#### STATED PROBLEM
Work out how many lines include "Strg" and answer with that number only.

##### SOURCE MATERIAL

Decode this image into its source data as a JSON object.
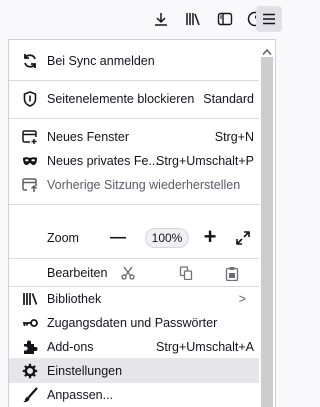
{
  "menu": {
    "sync": "Bei Sync anmelden",
    "block_elements": "Seitenelemente blockieren",
    "block_elements_value": "Standard",
    "new_window": "Neues Fenster",
    "new_window_shortcut": "Strg+N",
    "private_window": "Neues privates Fe...",
    "private_window_shortcut": "Strg+Umschalt+P",
    "restore_session": "Vorherige Sitzung wiederherstellen",
    "zoom_label": "Zoom",
    "zoom_minus": "—",
    "zoom_value": "100%",
    "zoom_plus": "+",
    "edit_label": "Bearbeiten",
    "library": "Bibliothek",
    "library_arrow": ">",
    "passwords": "Zugangsdaten und Passwörter",
    "addons": "Add-ons",
    "addons_shortcut": "Strg+Umschalt+A",
    "settings": "Einstellungen",
    "customize": "Anpassen..."
  },
  "icons": {
    "toolbar": [
      "download-icon",
      "library-icon",
      "sidebar-icon",
      "extensions-icon",
      "hamburger-menu-icon"
    ],
    "sync": "sync-icon",
    "block": "shield-icon",
    "new_window": "new-window-icon",
    "private": "private-mask-icon",
    "restore": "restore-session-icon",
    "fullscreen": "fullscreen-icon",
    "cut": "cut-icon",
    "copy": "copy-icon",
    "paste": "paste-icon",
    "library": "library-icon",
    "passwords": "key-icon",
    "addons": "puzzle-icon",
    "settings": "gear-icon",
    "customize": "brush-icon"
  },
  "colors": {
    "menu_bg": "#ffffff",
    "toolbar_bg": "#f9f9fb",
    "hover_bg": "#e6e6ea",
    "text": "#15141a",
    "accent_blue": "#0061e0",
    "scroll_thumb": "#cdcdcd"
  }
}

##########

#### RESULT FOR THIS EXERCISE
3